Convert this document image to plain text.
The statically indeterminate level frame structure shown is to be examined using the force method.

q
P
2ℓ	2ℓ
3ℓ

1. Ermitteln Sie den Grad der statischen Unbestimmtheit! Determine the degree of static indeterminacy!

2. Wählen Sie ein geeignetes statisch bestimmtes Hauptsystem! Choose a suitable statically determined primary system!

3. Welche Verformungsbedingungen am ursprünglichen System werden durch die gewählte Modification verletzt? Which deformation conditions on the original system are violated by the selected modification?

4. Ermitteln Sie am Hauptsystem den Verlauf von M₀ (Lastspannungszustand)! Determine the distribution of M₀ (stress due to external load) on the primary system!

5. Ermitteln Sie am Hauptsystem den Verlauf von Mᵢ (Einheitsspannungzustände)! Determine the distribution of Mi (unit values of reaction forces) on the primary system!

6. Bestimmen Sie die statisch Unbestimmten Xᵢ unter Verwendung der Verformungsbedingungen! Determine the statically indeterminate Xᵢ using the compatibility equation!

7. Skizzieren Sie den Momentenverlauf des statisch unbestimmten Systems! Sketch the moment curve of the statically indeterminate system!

__Problem__:
Reproduce the records above exactly.

__Solution__:
Convert this document image to plain text.
The statically indeterminate level frame structure shown is to be examined using the force method.

q
P
2ℓ	2ℓ
3ℓ

1. Ermitteln Sie den Grad der statischen Unbestimmtheit! Determine the degree of static indeterminacy!

2. Wählen Sie ein geeignetes statisch bestimmtes Hauptsystem! Choose a suitable statically determined primary system!

3. Welche Verformungsbedingungen am ursprünglichen System werden durch die gewählte Modification verletzt? Which deformation conditions on the original system are violated by the selected modification?

4. Ermitteln Sie am Hauptsystem den Verlauf von M₀ (Lastspannungszustand)! Determine the distribution of M₀ (stress due to external load) on the primary system!

5. Ermitteln Sie am Hauptsystem den Verlauf von Mᵢ (Einheitsspannungzustände)! Determine the distribution of Mi (unit values of reaction forces) on the primary system!

6. Bestimmen Sie die statisch Unbestimmten Xᵢ unter Verwendung der Verformungsbedingungen! Determine the statically indeterminate Xᵢ using the compatibility equation!

7. Skizzieren Sie den Momentenverlauf des statisch unbestimmten Systems! Sketch the moment curve of the statically indeterminate system!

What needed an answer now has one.